**Material supplied:**
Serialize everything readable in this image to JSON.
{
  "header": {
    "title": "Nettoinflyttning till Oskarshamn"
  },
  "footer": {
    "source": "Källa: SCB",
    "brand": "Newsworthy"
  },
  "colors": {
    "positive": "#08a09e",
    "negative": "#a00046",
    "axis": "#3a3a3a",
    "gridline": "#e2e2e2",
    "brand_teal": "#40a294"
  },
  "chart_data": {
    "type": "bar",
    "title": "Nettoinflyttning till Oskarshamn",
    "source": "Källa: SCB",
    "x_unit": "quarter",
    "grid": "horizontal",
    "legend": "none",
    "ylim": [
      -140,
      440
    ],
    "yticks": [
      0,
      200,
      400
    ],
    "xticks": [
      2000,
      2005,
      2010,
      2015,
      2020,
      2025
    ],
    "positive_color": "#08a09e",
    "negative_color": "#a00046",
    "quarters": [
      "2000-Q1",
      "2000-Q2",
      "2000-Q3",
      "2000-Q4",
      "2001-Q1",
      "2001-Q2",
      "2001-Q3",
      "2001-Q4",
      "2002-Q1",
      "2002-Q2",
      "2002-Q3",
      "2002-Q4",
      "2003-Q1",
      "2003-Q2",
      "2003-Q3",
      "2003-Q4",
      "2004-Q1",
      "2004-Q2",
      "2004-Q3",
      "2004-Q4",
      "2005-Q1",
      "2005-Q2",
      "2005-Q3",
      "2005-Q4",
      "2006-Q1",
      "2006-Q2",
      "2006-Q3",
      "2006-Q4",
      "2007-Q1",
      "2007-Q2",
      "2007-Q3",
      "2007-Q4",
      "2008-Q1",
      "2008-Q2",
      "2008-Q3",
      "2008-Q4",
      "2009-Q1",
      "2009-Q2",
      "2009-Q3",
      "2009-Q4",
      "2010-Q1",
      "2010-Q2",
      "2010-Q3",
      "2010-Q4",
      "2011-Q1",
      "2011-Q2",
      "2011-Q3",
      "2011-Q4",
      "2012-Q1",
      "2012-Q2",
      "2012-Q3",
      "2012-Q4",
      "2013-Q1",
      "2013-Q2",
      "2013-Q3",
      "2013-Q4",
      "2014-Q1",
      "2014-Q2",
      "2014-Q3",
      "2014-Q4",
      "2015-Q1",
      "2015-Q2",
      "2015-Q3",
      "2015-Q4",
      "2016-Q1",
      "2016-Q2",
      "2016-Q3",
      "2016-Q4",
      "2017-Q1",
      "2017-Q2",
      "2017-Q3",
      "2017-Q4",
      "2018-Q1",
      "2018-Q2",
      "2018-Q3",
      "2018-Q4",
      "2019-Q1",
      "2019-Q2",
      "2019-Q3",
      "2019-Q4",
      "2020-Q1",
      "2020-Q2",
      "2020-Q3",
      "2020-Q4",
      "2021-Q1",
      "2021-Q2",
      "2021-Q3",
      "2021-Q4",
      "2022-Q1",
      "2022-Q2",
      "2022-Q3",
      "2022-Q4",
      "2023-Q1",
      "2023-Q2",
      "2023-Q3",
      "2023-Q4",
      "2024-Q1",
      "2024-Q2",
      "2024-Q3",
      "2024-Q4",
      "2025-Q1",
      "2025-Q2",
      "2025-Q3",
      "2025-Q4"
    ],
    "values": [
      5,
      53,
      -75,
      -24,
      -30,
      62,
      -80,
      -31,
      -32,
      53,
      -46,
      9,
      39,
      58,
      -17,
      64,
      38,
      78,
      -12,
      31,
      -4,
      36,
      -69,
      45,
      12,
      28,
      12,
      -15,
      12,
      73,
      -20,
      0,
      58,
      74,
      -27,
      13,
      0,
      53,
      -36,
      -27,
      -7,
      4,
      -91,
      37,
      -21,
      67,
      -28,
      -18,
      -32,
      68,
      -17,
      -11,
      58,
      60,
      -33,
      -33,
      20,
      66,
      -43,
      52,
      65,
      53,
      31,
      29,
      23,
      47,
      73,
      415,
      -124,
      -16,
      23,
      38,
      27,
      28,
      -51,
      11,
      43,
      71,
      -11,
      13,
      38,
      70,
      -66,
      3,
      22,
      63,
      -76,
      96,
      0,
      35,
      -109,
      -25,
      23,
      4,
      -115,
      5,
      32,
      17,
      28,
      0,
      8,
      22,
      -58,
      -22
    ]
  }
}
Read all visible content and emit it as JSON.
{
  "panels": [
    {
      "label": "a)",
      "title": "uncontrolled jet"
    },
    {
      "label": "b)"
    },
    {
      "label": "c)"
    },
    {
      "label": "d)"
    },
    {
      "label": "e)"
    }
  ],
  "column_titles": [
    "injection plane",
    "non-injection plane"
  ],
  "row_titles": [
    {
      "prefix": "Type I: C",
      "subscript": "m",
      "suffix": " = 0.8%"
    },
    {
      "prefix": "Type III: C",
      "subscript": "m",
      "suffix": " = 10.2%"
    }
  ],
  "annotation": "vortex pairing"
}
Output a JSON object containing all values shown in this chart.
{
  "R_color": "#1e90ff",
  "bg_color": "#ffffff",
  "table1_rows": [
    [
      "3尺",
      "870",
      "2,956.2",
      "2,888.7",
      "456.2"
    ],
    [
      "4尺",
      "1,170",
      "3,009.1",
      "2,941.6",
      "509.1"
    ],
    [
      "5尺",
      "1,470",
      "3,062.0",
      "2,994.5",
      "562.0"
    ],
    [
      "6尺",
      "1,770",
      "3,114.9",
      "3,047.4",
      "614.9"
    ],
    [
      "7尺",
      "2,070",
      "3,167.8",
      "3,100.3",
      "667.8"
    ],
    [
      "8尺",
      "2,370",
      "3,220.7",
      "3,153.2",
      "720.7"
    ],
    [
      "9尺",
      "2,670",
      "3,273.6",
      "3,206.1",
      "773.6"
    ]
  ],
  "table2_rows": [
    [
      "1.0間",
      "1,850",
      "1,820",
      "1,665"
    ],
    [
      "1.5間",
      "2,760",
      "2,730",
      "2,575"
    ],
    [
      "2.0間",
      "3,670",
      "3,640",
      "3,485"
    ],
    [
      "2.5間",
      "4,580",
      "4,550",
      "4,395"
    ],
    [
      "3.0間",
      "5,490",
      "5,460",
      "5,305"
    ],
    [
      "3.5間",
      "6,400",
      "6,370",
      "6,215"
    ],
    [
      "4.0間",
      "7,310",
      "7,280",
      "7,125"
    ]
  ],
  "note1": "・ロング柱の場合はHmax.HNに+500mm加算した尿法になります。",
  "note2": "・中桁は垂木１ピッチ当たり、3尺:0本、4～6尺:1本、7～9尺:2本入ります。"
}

**Stated exercise:** Look back over the material above and state how many lines hold the word "JSON". Write the number and nothing else.

**The completed task:** 3